▸ **EXCERPT PROVIDED**:

------

Artist’s rendition of my dreams

I daydream about building walls, about bricklaying.
I see carpenters doing their work, and I feel a pang of resentment in my stomach. I cover the pang up with a trip through McDonalds.

I dutifully fill out thousands of applications, and when things start to look like I won’t get the job, pressured by parents and fear and student loan debt, I start to embellish my resume a bit.

I start to get interviews. I hate them.

My furnace malfunctions. I hate the repairman who comes to fix it. I try not to think about why I hate him. He’s just awful, that’s all. I hate him.

I start smoking to take the edge off of my anxiety about the interviews. I don’t sleep so well. I have terrible dreams.

I get a job. My parents are so proud. I fake it for a while, but when I’ve screwed up for the hundredth time, they let me go.

Artist’s rendition of a full-grown man with a very short torso daydreaming in a bathtub in a madman’s obsessive collection of rubber duckies.

------

▸ **PROBLEMS TO SOLVE**:
1 – In the excerpt on daydreams and job hunting, reproduce the passage between "I start to get" and "of rubber duckies.", inclusive, changing "repairman" to "technician".
2 – Answer these questions using the excerpt on daydreams and job hunting:
(a) What does the narrator use to cover up the pang of resentment?
(b) Which household appliance malfunctions?
(c) Why does the narrator start smoking?

------

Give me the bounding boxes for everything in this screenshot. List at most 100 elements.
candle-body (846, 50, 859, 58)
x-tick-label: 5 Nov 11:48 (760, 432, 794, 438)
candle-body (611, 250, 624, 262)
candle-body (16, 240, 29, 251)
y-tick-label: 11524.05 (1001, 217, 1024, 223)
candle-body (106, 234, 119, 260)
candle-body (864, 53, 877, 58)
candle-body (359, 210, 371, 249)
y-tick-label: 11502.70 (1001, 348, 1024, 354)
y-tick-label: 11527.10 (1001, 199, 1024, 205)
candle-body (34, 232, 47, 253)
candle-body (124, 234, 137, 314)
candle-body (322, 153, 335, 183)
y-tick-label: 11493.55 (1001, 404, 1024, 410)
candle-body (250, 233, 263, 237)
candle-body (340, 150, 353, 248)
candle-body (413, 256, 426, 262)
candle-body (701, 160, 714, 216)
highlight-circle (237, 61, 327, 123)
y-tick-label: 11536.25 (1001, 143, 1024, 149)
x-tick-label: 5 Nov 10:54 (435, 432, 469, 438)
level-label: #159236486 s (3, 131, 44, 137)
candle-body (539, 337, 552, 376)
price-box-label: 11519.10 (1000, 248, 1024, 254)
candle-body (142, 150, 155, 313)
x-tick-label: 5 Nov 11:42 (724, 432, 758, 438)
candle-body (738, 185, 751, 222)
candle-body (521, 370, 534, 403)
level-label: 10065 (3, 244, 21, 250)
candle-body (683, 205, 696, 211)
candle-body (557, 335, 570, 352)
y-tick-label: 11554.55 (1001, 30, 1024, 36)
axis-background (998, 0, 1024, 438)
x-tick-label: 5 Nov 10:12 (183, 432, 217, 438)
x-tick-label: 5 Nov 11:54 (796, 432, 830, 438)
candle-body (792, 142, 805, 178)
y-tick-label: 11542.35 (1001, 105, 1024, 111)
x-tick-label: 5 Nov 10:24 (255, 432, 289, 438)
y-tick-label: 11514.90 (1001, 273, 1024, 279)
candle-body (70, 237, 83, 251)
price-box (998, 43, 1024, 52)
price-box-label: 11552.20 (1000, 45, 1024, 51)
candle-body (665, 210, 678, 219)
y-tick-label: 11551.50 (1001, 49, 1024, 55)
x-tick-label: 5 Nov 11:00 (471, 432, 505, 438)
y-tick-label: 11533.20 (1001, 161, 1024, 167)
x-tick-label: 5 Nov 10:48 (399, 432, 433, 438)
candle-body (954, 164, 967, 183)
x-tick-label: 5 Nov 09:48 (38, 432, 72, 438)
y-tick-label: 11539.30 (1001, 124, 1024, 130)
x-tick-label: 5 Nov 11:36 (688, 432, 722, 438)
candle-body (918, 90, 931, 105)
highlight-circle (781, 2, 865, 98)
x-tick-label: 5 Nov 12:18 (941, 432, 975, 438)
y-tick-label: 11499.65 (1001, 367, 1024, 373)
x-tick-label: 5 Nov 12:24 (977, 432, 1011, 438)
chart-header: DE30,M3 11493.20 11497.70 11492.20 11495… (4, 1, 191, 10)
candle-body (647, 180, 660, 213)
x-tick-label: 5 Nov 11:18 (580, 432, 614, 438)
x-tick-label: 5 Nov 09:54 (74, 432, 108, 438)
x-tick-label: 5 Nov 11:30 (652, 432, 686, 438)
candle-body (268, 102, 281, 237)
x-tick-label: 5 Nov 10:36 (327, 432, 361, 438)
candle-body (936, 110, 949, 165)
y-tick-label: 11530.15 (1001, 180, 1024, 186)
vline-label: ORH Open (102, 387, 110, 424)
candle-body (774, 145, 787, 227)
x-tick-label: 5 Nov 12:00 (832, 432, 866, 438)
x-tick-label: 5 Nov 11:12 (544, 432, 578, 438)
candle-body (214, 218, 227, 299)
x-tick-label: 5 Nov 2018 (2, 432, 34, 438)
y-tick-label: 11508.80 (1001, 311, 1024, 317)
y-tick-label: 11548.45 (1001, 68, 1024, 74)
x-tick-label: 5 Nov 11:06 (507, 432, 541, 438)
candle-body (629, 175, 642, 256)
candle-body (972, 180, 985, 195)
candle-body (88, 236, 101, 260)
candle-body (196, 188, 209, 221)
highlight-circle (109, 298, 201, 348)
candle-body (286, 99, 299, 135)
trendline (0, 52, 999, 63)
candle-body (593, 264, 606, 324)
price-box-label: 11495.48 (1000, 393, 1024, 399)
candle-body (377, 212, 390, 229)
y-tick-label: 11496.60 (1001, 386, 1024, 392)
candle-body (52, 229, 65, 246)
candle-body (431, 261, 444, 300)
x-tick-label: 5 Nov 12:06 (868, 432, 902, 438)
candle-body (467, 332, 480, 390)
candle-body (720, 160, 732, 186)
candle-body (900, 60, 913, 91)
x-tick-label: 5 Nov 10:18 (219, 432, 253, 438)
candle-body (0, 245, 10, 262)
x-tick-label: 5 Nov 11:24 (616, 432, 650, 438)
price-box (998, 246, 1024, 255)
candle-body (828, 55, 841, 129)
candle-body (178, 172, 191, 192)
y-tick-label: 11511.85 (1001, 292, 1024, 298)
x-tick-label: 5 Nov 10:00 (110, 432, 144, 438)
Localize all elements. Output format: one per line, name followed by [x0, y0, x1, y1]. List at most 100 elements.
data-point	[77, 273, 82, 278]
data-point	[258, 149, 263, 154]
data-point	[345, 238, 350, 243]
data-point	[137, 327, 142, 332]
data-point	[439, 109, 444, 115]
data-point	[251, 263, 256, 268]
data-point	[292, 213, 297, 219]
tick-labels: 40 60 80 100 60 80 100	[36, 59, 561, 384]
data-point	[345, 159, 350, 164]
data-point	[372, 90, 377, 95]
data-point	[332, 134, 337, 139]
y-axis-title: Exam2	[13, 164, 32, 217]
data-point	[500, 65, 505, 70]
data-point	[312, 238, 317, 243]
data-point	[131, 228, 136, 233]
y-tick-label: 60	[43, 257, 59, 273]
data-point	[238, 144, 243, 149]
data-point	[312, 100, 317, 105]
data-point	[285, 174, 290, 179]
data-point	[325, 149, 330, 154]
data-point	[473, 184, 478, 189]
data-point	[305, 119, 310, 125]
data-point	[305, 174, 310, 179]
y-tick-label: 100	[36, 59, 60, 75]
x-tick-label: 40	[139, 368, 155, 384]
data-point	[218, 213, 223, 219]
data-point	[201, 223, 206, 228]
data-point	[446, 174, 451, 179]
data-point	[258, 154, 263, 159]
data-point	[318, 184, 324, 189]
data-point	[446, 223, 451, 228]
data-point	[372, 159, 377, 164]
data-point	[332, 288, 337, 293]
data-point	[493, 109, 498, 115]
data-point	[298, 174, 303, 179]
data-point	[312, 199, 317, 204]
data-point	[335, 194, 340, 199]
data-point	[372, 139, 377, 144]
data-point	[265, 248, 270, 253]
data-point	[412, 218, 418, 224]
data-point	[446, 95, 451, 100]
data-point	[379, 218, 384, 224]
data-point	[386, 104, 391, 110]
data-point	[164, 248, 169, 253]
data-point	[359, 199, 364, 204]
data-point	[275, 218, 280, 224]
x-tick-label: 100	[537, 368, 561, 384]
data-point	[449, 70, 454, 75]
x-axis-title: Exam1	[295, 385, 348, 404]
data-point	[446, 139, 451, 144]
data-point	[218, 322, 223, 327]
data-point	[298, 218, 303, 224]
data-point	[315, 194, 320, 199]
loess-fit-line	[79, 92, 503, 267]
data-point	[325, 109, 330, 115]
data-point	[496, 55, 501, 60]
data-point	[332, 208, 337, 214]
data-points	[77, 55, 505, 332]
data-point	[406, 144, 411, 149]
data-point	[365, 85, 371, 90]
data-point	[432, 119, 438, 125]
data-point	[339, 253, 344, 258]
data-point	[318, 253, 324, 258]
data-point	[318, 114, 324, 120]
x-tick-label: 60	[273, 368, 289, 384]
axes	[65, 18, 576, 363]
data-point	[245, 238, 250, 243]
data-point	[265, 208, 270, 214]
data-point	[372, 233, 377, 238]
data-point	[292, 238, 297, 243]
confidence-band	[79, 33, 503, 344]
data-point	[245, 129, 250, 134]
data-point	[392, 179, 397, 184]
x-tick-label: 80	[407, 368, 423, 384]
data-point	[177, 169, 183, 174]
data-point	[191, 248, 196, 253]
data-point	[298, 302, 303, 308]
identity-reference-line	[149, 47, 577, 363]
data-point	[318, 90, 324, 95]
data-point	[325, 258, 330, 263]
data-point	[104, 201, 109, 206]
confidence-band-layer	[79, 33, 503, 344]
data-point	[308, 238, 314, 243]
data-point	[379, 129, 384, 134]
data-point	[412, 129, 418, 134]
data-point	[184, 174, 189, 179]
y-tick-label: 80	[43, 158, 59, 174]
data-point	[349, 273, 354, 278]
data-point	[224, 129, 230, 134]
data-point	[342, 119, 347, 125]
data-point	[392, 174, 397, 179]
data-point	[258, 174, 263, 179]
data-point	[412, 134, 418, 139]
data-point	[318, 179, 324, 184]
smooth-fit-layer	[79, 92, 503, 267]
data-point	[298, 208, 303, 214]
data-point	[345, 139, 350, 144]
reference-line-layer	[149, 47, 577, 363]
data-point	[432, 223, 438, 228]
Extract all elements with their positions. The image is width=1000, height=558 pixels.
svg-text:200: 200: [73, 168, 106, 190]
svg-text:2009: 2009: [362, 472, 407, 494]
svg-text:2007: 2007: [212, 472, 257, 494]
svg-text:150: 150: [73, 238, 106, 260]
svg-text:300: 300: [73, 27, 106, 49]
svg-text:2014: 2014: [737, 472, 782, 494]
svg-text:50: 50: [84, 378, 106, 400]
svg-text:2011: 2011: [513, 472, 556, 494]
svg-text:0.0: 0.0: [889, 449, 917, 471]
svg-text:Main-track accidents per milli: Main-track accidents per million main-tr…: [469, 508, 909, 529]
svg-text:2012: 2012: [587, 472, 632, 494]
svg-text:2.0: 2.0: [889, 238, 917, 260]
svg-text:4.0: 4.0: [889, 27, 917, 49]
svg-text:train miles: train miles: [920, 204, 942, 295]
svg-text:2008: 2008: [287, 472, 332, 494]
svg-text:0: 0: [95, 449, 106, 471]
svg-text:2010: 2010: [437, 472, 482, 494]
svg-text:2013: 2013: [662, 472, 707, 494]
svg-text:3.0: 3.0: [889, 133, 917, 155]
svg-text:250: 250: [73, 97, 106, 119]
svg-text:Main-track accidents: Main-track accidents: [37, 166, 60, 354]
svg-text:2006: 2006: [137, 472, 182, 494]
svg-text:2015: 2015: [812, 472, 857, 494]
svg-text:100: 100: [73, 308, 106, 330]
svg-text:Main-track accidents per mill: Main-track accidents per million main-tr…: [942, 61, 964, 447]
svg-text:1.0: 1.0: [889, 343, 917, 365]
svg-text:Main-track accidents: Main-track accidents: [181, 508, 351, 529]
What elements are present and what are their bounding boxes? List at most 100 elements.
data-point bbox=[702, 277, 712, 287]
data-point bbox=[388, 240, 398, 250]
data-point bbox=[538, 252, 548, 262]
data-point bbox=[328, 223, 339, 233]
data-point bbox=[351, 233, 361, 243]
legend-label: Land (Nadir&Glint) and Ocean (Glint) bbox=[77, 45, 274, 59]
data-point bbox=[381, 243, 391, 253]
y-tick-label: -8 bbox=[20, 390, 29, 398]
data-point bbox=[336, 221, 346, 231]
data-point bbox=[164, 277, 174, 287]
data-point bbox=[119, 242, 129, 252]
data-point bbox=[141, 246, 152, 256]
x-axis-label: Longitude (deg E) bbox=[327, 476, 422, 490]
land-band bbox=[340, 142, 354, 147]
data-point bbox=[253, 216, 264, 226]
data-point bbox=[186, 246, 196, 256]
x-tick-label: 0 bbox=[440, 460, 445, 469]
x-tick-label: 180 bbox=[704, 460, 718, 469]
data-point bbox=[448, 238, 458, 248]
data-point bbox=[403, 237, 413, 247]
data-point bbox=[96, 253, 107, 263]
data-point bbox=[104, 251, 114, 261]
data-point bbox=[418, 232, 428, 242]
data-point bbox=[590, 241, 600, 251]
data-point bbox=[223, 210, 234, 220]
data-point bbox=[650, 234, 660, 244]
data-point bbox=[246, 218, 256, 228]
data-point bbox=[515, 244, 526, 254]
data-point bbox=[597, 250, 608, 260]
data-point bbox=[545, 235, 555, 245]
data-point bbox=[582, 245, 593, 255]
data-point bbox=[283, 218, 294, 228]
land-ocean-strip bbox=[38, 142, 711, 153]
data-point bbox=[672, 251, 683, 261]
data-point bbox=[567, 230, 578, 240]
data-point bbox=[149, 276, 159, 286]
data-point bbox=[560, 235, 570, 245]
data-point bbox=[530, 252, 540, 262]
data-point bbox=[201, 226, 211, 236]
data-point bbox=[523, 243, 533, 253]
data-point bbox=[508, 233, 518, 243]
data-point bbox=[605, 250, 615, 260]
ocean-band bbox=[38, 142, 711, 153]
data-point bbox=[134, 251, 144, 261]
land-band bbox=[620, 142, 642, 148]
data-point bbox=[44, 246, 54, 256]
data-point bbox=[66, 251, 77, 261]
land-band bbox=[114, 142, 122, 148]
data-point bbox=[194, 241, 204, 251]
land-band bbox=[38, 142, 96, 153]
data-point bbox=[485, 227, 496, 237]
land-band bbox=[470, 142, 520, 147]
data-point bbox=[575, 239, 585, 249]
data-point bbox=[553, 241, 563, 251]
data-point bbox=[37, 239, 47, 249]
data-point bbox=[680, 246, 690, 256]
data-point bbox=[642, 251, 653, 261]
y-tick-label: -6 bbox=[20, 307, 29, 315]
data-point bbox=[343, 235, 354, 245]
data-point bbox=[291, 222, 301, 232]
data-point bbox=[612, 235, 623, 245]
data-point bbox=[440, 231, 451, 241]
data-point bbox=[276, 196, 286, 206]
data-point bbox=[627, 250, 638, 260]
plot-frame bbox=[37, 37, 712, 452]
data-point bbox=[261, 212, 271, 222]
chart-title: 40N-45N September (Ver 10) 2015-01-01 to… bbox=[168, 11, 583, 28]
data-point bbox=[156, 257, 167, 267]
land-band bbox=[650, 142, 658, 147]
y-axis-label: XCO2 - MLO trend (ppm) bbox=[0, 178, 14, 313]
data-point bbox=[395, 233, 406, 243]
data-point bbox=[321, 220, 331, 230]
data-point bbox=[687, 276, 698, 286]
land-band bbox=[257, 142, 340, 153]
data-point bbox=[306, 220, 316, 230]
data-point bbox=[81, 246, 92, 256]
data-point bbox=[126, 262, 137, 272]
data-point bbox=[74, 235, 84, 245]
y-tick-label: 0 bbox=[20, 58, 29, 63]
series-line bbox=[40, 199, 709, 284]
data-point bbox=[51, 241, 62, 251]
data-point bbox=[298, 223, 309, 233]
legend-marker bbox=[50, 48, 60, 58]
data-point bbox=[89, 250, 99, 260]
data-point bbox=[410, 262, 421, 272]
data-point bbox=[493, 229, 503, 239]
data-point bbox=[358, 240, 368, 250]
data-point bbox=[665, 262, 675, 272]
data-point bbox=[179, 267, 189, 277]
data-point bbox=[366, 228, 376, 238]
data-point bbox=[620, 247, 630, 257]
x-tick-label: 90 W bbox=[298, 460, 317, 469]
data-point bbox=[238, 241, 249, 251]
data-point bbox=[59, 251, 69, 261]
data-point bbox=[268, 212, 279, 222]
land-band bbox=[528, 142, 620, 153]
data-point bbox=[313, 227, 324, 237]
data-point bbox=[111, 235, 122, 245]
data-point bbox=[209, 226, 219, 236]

------

▸ **EXERCISE RESULTS**:
1 –
I start to get interviews. I hate them.

My furnace malfunctions. I hate the technician who comes to fix it. I try not to think about why I hate him. He’s just awful, that’s all. I hate him.

I start smoking to take the edge off of my anxiety about the interviews. I don’t sleep so well. I have terrible dreams.

I get a job. My parents are so proud. I fake it for a while, but when I’ve screwed up for the hundredth time, they let me go.

Artist’s rendition of a full-grown man with a very short torso daydreaming in a bathtub in a madman’s obsessive collection of rubber duckies.

2 –
(a) A trip through McDonalds.
(b) The furnace.
(c) To take the edge off the narrator's anxiety about the interviews.